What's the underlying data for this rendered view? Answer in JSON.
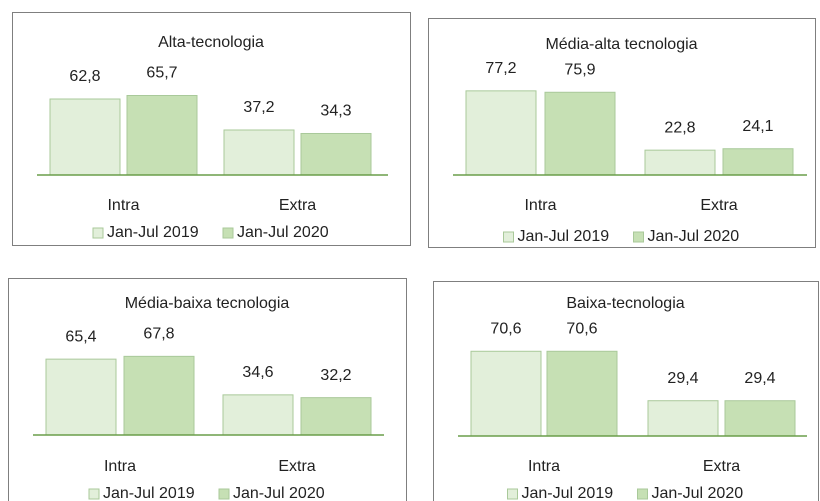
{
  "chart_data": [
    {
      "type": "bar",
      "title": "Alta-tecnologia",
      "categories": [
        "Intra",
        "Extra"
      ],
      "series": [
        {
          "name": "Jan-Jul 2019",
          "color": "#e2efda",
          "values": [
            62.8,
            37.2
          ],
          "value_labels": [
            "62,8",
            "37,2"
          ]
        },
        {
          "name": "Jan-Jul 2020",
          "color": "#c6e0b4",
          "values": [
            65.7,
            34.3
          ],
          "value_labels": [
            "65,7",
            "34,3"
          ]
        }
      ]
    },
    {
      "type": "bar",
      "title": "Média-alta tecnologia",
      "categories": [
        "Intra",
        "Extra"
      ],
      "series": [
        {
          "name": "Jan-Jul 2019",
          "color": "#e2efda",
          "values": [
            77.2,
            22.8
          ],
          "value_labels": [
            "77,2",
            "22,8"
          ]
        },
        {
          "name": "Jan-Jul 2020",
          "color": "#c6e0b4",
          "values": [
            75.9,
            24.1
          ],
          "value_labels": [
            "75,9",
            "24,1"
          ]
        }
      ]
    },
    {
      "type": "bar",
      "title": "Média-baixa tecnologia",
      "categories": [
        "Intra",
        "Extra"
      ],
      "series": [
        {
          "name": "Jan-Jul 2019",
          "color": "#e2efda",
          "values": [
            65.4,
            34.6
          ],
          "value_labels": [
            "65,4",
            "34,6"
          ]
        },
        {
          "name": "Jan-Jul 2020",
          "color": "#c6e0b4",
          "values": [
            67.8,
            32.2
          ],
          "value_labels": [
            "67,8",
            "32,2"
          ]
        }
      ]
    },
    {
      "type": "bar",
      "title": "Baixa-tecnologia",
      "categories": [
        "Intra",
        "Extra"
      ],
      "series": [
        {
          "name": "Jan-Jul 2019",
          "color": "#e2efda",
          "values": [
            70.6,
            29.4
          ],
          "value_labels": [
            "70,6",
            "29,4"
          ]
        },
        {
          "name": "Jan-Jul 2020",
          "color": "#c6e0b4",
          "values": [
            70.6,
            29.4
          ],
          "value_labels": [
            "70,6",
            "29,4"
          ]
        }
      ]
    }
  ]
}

——————

(TASK DESCRIPTION): Transcribe all the lines above exactly, apart from the pictures.

(RESULT):
What's the underlying data for this rendered view? Answer in JSON.
{
  "chart_data": [
    {
      "type": "bar",
      "title": "Alta-tecnologia",
      "categories": [
        "Intra",
        "Extra"
      ],
      "series": [
        {
          "name": "Jan-Jul 2019",
          "color": "#e2efda",
          "values": [
            62.8,
            37.2
          ],
          "value_labels": [
            "62,8",
            "37,2"
          ]
        },
        {
          "name": "Jan-Jul 2020",
          "color": "#c6e0b4",
          "values": [
            65.7,
            34.3
          ],
          "value_labels": [
            "65,7",
            "34,3"
          ]
        }
      ]
    },
    {
      "type": "bar",
      "title": "Média-alta tecnologia",
      "categories": [
        "Intra",
        "Extra"
      ],
      "series": [
        {
          "name": "Jan-Jul 2019",
          "color": "#e2efda",
          "values": [
            77.2,
            22.8
          ],
          "value_labels": [
            "77,2",
            "22,8"
          ]
        },
        {
          "name": "Jan-Jul 2020",
          "color": "#c6e0b4",
          "values": [
            75.9,
            24.1
          ],
          "value_labels": [
            "75,9",
            "24,1"
          ]
        }
      ]
    },
    {
      "type": "bar",
      "title": "Média-baixa tecnologia",
      "categories": [
        "Intra",
        "Extra"
      ],
      "series": [
        {
          "name": "Jan-Jul 2019",
          "color": "#e2efda",
          "values": [
            65.4,
            34.6
          ],
          "value_labels": [
            "65,4",
            "34,6"
          ]
        },
        {
          "name": "Jan-Jul 2020",
          "color": "#c6e0b4",
          "values": [
            67.8,
            32.2
          ],
          "value_labels": [
            "67,8",
            "32,2"
          ]
        }
      ]
    },
    {
      "type": "bar",
      "title": "Baixa-tecnologia",
      "categories": [
        "Intra",
        "Extra"
      ],
      "series": [
        {
          "name": "Jan-Jul 2019",
          "color": "#e2efda",
          "values": [
            70.6,
            29.4
          ],
          "value_labels": [
            "70,6",
            "29,4"
          ]
        },
        {
          "name": "Jan-Jul 2020",
          "color": "#c6e0b4",
          "values": [
            70.6,
            29.4
          ],
          "value_labels": [
            "70,6",
            "29,4"
          ]
        }
      ]
    }
  ]
}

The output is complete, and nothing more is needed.